*SET TASK*
Return all lines where the word "screenshot" can be found.

---- WORKING DATA

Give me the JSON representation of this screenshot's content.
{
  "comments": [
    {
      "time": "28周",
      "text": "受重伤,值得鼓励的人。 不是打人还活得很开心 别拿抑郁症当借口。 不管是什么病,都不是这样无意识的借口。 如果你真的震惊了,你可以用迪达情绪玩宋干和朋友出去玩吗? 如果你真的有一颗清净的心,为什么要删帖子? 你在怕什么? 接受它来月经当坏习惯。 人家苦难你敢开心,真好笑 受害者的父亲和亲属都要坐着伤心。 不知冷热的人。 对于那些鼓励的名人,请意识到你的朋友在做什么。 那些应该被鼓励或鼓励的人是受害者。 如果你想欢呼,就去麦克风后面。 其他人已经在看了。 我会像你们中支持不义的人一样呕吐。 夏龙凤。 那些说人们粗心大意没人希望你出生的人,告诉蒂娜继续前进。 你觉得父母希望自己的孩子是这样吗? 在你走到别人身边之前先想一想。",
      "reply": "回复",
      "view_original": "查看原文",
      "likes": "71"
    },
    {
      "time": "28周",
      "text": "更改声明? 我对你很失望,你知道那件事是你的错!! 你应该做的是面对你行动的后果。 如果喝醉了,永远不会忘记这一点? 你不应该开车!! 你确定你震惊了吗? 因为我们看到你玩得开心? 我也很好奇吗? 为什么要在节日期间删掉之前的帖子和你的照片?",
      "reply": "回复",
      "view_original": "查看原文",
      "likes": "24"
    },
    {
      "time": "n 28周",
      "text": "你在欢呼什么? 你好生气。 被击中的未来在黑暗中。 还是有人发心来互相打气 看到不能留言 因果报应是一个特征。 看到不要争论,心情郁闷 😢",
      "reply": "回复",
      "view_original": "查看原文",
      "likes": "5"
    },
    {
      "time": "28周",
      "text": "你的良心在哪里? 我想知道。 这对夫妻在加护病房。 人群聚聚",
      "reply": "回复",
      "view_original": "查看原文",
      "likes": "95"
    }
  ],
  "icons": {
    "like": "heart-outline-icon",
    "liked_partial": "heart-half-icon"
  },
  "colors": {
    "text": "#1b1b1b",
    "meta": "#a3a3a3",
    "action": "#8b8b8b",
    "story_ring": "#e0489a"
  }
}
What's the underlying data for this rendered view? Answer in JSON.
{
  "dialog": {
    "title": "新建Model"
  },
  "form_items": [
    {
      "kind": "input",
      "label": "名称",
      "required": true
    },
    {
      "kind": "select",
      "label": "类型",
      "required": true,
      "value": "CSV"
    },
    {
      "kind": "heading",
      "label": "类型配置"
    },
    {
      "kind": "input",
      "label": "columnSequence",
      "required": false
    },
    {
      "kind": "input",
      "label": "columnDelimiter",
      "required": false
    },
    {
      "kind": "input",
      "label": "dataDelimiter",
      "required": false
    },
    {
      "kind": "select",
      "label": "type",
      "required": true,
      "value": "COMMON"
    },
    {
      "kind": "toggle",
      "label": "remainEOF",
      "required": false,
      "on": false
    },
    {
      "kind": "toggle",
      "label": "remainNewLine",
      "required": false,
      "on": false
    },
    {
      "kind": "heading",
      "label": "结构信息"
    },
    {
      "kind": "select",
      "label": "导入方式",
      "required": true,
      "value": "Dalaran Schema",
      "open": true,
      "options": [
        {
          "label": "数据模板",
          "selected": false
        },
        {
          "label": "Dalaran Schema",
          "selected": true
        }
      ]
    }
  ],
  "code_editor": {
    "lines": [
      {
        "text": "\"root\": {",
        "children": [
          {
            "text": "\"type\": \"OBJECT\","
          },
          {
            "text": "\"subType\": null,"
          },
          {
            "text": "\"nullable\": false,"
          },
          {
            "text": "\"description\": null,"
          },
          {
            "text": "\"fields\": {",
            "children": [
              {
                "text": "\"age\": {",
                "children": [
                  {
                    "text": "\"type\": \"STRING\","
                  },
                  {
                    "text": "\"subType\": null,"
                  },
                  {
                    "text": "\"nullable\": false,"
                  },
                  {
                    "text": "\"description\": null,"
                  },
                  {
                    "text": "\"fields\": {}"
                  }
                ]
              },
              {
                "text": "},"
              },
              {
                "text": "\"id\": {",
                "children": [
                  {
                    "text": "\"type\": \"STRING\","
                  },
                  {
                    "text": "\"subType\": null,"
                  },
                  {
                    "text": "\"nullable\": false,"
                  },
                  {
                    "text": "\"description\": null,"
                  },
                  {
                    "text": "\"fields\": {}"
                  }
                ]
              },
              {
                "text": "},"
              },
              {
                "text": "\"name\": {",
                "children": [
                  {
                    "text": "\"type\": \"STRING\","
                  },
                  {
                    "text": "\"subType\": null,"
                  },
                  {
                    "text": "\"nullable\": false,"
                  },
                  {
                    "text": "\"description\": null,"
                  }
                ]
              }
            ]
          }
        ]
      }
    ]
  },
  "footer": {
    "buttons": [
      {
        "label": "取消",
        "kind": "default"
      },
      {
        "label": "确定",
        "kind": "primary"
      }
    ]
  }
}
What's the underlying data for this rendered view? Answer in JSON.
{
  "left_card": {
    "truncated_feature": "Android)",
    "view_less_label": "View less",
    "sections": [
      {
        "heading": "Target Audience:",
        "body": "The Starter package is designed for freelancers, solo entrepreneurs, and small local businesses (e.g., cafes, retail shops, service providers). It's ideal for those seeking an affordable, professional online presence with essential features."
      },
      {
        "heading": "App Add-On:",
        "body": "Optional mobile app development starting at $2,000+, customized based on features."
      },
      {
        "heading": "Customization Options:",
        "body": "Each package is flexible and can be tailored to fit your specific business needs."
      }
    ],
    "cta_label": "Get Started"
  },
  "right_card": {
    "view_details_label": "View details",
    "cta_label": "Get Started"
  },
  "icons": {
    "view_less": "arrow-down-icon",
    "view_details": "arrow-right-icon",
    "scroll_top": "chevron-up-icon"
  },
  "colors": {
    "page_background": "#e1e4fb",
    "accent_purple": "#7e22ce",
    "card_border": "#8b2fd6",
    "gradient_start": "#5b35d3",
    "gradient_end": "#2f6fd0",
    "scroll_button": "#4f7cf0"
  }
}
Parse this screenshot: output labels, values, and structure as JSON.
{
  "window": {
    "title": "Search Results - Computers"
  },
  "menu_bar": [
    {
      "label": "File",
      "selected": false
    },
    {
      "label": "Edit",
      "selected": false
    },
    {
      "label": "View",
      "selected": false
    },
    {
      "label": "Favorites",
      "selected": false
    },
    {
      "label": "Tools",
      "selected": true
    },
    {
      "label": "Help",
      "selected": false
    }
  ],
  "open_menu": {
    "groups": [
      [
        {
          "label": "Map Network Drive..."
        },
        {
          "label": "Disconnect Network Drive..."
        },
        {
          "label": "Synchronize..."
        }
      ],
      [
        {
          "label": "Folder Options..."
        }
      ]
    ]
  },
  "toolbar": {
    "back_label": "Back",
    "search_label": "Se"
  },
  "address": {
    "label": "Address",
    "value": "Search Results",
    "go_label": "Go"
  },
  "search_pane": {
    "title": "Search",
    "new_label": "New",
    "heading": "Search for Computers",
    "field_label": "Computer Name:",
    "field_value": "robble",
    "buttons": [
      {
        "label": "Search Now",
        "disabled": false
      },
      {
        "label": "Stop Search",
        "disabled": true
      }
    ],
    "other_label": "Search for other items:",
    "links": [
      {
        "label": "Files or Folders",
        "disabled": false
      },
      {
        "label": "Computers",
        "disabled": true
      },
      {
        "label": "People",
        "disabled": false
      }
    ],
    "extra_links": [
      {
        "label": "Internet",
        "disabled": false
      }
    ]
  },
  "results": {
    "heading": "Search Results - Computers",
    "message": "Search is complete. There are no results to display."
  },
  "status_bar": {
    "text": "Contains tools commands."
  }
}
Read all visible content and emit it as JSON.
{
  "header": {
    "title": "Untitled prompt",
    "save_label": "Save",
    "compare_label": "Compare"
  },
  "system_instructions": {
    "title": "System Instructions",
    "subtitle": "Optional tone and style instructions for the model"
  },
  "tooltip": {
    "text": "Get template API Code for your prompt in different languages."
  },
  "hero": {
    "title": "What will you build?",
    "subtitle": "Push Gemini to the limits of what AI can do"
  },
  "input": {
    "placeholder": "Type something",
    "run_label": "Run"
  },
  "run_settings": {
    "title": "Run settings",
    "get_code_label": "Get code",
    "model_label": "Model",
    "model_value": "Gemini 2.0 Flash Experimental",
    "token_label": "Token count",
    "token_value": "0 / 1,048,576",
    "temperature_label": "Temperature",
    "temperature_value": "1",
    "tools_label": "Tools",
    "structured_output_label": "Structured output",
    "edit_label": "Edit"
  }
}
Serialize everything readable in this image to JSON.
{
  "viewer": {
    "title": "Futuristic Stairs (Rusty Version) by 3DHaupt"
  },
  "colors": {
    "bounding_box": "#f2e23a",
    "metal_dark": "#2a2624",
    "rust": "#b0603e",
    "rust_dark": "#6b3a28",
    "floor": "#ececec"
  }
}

--------

*COMPLETE ANSWER*
Give me the JSON representation of this screenshot's content.
Parse this screenshot: output labels, values, and structure as JSON.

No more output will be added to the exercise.